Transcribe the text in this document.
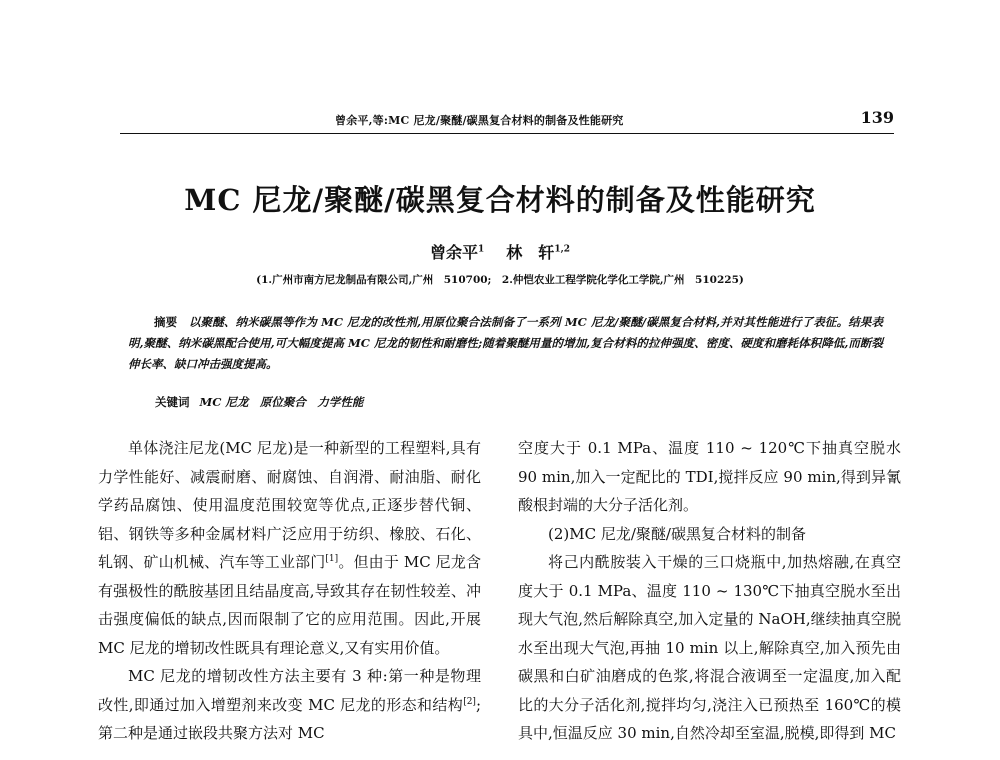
曾余平,等:MC 尼龙/聚醚/碳黑复合材料的制备及性能研究	139
MC 尼龙/聚醚/碳黑复合材料的制备及性能研究
曾余平$^1$ 林　轩$^{1,2}$
(1.广州市南方尼龙制品有限公司,广州　510700;　2.仲恺农业工程学院化学化工学院,广州　510225)

摘要　 以聚醚、纳米碳黑等作为 MC 尼龙的改性剂,用原位聚合法制备了一系列 MC 尼龙/聚醚/碳黑复合材料,并对其性能进行了表征。结果表明,聚醚、纳米碳黑配合使用,可大幅度提高 MC 尼龙的韧性和耐磨性;随着聚醚用量的增加,复合材料的拉伸强度、密度、硬度和磨耗体积降低,而断裂伸长率、缺口冲击强度提高。

关键词 MC 尼龙　原位聚合　力学性能

单体浇注尼龙(MC 尼龙)是一种新型的工程塑料,具有力学性能好、减震耐磨、耐腐蚀、自润滑、耐油脂、耐化学药品腐蚀、使用温度范围较宽等优点,正逐步替代铜、铝、钢铁等多种金属材料广泛应用于纺织、橡胶、石化、轧钢、矿山机械、汽车等工业部门[1]。但由于 MC 尼龙含有强极性的酰胺基团且结晶度高,导致其存在韧性较差、冲击强度偏低的缺点,因而限制了它的应用范围。因此,开展 MC 尼龙的增韧改性既具有理论意义,又有实用价值。

MC 尼龙的增韧改性方法主要有 3 种:第一种是物理改性,即通过加入增塑剂来改变 MC 尼龙的形态和结构[2];第二种是通过嵌段共聚方法对 MC

空度大于 0.1 MPa、温度 110 ~ 120℃下抽真空脱水 90 min,加入一定配比的 TDI,搅拌反应 90 min,得到异氰酸根封端的大分子活化剂。

(2)MC 尼龙/聚醚/碳黑复合材料的制备

将己内酰胺装入干燥的三口烧瓶中,加热熔融,在真空度大于 0.1 MPa、温度 110 ~ 130℃下抽真空脱水至出现大气泡,然后解除真空,加入定量的 NaOH,继续抽真空脱水至出现大气泡,再抽 10 min 以上,解除真空,加入预先由碳黑和白矿油磨成的色浆,将混合液调至一定温度,加入配比的大分子活化剂,搅拌均匀,浇注入已预热至 160℃的模具中,恒温反应 30 min,自然冷却至室温,脱模,即得到 MC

**Short problem**
Retype all of the entries exactly as written, leaving out any images.

**Response below**
Transcribe the text in this document.
曾余平,等:MC 尼龙/聚醚/碳黑复合材料的制备及性能研究	139
MC 尼龙/聚醚/碳黑复合材料的制备及性能研究
曾余平$^1$ 林　轩$^{1,2}$
(1.广州市南方尼龙制品有限公司,广州　510700;　2.仲恺农业工程学院化学化工学院,广州　510225)

摘要　 以聚醚、纳米碳黑等作为 MC 尼龙的改性剂,用原位聚合法制备了一系列 MC 尼龙/聚醚/碳黑复合材料,并对其性能进行了表征。结果表明,聚醚、纳米碳黑配合使用,可大幅度提高 MC 尼龙的韧性和耐磨性;随着聚醚用量的增加,复合材料的拉伸强度、密度、硬度和磨耗体积降低,而断裂伸长率、缺口冲击强度提高。

关键词 MC 尼龙　原位聚合　力学性能

单体浇注尼龙(MC 尼龙)是一种新型的工程塑料,具有力学性能好、减震耐磨、耐腐蚀、自润滑、耐油脂、耐化学药品腐蚀、使用温度范围较宽等优点,正逐步替代铜、铝、钢铁等多种金属材料广泛应用于纺织、橡胶、石化、轧钢、矿山机械、汽车等工业部门[1]。但由于 MC 尼龙含有强极性的酰胺基团且结晶度高,导致其存在韧性较差、冲击强度偏低的缺点,因而限制了它的应用范围。因此,开展 MC 尼龙的增韧改性既具有理论意义,又有实用价值。

MC 尼龙的增韧改性方法主要有 3 种:第一种是物理改性,即通过加入增塑剂来改变 MC 尼龙的形态和结构[2];第二种是通过嵌段共聚方法对 MC

空度大于 0.1 MPa、温度 110 ~ 120℃下抽真空脱水 90 min,加入一定配比的 TDI,搅拌反应 90 min,得到异氰酸根封端的大分子活化剂。

(2)MC 尼龙/聚醚/碳黑复合材料的制备

将己内酰胺装入干燥的三口烧瓶中,加热熔融,在真空度大于 0.1 MPa、温度 110 ~ 130℃下抽真空脱水至出现大气泡,然后解除真空,加入定量的 NaOH,继续抽真空脱水至出现大气泡,再抽 10 min 以上,解除真空,加入预先由碳黑和白矿油磨成的色浆,将混合液调至一定温度,加入配比的大分子活化剂,搅拌均匀,浇注入已预热至 160℃的模具中,恒温反应 30 min,自然冷却至室温,脱模,即得到 MC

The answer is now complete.